> _Exercise passage_

* * * * *

Change is commonly taken to mean becoming different, typically without permanently losing one’s characteristics or essence. Development is a specific type of change that involves a temporal process of improving by expanding or refining. The external change underlying intense love is a one-time, simple external event. The growth underlying profound love is continuous; hence, it is associated with moderate intensity, with occasional abruption of an intense one. The process of romantic development leads people to attempt to improve themselves by, for example, increasing their connectedness. We can speak here about an “upward spiral.” In romantic love, these circumstances generate the phenomenon of bringing out the best in each other, which is so crucial for enduring profound love (Armenta et al., 2017).

* * * * *

> _Information provided_
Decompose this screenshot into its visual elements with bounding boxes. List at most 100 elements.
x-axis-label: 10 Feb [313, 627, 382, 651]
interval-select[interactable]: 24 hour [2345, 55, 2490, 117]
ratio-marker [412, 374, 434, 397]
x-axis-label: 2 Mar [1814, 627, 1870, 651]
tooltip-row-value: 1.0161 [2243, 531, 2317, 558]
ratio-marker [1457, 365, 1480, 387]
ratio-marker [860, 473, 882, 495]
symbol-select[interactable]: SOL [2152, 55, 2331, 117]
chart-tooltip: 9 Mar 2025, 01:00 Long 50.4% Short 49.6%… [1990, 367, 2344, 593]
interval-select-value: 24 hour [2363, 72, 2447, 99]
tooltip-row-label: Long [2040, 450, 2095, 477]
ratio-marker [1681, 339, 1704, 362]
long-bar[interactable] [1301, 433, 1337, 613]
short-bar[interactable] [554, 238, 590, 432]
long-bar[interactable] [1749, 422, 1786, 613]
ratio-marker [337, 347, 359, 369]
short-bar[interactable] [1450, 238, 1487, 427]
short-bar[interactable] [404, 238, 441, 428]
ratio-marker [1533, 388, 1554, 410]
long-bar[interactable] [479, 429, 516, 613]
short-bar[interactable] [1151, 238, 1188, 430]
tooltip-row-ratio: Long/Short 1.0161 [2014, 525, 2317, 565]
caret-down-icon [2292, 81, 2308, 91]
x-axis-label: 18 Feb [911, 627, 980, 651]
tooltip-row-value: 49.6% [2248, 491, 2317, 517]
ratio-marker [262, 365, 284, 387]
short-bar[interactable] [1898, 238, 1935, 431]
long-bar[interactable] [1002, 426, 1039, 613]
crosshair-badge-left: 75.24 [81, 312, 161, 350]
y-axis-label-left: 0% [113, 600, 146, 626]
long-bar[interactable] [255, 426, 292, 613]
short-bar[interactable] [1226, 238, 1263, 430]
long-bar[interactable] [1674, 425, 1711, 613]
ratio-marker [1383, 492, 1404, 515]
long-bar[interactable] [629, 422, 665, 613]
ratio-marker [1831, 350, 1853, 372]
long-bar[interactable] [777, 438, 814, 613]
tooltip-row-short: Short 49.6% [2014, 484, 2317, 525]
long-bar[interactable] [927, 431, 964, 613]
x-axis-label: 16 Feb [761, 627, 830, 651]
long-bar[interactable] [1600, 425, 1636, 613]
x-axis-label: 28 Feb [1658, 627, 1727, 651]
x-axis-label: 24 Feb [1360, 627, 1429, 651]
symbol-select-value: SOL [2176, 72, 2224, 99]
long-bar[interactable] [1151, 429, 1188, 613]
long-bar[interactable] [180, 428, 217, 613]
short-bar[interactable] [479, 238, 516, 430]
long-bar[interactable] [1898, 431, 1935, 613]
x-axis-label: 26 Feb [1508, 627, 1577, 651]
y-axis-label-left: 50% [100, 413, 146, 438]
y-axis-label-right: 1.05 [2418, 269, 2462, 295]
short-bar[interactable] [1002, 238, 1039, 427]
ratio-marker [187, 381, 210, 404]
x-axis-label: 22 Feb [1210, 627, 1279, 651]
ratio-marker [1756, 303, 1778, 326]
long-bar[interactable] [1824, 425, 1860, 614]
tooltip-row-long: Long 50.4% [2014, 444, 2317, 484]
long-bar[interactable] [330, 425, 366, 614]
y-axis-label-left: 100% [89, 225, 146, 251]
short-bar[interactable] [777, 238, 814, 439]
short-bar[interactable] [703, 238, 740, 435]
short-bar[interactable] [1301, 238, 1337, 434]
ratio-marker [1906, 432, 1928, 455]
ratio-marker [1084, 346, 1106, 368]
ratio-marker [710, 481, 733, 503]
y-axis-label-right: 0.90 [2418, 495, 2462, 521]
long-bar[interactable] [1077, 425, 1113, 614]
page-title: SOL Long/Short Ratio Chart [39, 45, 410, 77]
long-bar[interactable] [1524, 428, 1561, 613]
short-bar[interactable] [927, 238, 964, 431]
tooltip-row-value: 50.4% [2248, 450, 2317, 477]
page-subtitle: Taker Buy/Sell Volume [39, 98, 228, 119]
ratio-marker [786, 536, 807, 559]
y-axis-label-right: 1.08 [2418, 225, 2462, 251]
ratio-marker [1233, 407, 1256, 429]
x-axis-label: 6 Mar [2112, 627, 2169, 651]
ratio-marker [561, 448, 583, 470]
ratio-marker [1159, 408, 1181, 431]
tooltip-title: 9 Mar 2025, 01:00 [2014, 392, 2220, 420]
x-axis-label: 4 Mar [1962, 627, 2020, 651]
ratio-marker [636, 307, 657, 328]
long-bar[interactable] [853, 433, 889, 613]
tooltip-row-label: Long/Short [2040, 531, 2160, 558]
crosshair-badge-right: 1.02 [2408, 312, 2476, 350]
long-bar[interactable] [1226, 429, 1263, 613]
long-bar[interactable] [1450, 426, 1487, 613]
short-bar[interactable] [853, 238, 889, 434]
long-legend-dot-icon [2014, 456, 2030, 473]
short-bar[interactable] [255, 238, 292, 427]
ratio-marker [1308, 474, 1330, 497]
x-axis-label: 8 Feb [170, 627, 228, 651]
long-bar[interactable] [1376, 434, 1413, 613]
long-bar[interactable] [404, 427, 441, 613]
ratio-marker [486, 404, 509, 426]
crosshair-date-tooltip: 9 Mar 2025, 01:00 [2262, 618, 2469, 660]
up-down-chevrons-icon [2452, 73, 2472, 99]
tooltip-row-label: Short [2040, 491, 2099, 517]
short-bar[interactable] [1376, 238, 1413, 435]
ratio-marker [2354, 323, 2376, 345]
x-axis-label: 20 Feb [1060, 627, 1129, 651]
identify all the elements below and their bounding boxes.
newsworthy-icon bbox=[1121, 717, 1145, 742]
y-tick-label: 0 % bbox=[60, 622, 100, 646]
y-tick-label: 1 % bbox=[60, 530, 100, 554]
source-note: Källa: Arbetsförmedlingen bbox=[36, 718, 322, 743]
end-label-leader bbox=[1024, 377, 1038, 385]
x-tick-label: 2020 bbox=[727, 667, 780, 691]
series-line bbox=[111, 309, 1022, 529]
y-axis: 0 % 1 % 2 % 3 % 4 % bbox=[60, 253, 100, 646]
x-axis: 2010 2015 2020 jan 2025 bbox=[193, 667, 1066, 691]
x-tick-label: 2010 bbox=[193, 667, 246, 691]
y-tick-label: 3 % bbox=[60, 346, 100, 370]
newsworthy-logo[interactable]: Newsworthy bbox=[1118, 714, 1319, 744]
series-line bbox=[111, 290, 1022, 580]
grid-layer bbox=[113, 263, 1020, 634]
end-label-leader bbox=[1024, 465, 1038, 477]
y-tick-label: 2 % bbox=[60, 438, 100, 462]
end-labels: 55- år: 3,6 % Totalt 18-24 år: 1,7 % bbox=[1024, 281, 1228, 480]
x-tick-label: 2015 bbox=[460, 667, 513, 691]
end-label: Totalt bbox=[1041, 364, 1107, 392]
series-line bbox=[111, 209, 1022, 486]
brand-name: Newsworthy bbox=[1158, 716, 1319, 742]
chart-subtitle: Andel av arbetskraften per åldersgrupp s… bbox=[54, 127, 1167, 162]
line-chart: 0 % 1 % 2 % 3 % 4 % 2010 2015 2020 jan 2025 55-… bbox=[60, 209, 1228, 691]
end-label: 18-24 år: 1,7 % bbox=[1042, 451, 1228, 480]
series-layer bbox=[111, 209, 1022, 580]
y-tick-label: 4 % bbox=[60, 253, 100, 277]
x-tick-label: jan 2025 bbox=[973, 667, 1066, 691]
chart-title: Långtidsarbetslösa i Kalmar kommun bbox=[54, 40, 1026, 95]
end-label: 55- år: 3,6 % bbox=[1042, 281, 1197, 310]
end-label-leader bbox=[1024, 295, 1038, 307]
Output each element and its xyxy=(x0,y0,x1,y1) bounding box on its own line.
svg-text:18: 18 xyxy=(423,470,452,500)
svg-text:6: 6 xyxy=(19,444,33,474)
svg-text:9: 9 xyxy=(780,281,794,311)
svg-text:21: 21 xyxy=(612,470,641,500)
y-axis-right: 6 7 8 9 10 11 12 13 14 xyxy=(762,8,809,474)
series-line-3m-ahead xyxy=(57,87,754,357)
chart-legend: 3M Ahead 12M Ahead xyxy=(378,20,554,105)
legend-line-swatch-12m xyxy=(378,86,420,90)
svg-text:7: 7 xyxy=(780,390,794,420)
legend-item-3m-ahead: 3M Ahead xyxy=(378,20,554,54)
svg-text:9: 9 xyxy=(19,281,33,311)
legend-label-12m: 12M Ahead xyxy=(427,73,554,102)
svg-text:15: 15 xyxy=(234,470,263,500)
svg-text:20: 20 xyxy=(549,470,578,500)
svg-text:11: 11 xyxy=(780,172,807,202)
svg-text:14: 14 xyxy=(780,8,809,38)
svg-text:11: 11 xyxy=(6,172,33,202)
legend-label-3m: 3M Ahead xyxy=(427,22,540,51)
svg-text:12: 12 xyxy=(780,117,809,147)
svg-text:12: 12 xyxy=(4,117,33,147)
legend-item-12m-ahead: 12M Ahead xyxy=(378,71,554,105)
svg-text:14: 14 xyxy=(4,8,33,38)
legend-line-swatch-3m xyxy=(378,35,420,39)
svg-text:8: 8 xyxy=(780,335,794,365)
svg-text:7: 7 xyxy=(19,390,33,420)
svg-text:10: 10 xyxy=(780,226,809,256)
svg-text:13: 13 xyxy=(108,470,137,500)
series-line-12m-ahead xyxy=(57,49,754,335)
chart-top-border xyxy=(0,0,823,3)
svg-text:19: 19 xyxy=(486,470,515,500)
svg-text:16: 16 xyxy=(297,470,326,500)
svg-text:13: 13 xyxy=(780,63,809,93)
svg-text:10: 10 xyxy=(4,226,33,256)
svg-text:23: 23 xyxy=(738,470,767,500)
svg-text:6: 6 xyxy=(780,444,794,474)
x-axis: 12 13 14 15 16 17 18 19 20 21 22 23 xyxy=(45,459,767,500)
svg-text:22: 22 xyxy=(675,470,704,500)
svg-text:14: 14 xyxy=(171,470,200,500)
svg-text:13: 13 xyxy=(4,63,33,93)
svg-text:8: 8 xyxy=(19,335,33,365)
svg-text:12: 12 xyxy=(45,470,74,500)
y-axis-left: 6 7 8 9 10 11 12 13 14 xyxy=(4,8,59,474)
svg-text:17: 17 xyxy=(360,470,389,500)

* * * * *

> _Tasks to perform_
• 1. Copy the passage on love and change, starting at "Change is commonly" and ending at "et al., 2017).".
• 2. In the passage on love and change, what kind of event underlies intense love?
• 3. Do these statements agree with the passage on love and change? Answer yes or no for each and quote the deciding words.
(a) Development involves a temporal process of improving by expanding or refining.
(b) The growth underlying profound love is a one-time event.
(c) Bringing out the best in each other is crucial for enduring profound love.
You can ignore the rows for what comes next.

> _Answers provided_
• 1.
Change is commonly taken to mean becoming different, typically without permanently losing one’s characteristics or essence. Development is a specific type of change that involves a temporal process of improving by expanding or refining. The external change underlying intense love is a one-time, simple external event. The growth underlying profound love is continuous; hence, it is associated with moderate intensity, with occasional abruption of an intense one. The process of romantic development leads people to attempt to improve themselves by, for example, increasing their connectedness. We can speak here about an “upward spiral.” In romantic love, these circumstances generate the phenomenon of bringing out the best in each other, which is so crucial for enduring profound love (Armenta et al., 2017).

• 2. A one-time, simple external event.

• 3.
(a) Yes: "Development is a specific type of change that involves a temporal process of improving by expanding or refining."
(b) No: "The growth underlying profound love is continuous"
(c) Yes: "bringing out the best in each other, which is so crucial for enduring profound love"